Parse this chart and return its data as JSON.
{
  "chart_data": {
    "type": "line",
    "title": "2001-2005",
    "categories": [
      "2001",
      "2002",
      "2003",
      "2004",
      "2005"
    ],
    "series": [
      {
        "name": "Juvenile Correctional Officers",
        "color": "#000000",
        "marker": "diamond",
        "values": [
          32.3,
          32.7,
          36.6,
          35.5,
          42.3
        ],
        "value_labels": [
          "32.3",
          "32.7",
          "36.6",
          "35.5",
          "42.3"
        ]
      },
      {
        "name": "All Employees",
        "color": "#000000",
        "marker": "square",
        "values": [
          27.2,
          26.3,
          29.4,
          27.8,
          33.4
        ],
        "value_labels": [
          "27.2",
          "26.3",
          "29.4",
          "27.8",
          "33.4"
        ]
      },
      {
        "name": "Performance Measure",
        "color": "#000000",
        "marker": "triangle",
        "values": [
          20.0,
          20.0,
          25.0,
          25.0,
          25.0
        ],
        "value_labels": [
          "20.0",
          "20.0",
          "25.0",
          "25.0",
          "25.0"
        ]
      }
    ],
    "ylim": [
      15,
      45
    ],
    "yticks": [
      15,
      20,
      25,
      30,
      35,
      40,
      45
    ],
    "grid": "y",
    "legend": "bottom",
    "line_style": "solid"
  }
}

+ + + +

◆ What is asked
Retype all of the material, keeping each line exact.

◆ Output of the task
Parse this chart and return its data as JSON.
{
  "chart_data": {
    "type": "line",
    "title": "2001-2005",
    "categories": [
      "2001",
      "2002",
      "2003",
      "2004",
      "2005"
    ],
    "series": [
      {
        "name": "Juvenile Correctional Officers",
        "color": "#000000",
        "marker": "diamond",
        "values": [
          32.3,
          32.7,
          36.6,
          35.5,
          42.3
        ],
        "value_labels": [
          "32.3",
          "32.7",
          "36.6",
          "35.5",
          "42.3"
        ]
      },
      {
        "name": "All Employees",
        "color": "#000000",
        "marker": "square",
        "values": [
          27.2,
          26.3,
          29.4,
          27.8,
          33.4
        ],
        "value_labels": [
          "27.2",
          "26.3",
          "29.4",
          "27.8",
          "33.4"
        ]
      },
      {
        "name": "Performance Measure",
        "color": "#000000",
        "marker": "triangle",
        "values": [
          20.0,
          20.0,
          25.0,
          25.0,
          25.0
        ],
        "value_labels": [
          "20.0",
          "20.0",
          "25.0",
          "25.0",
          "25.0"
        ]
      }
    ],
    "ylim": [
      15,
      45
    ],
    "yticks": [
      15,
      20,
      25,
      30,
      35,
      40,
      45
    ],
    "grid": "y",
    "legend": "bottom",
    "line_style": "solid"
  }
}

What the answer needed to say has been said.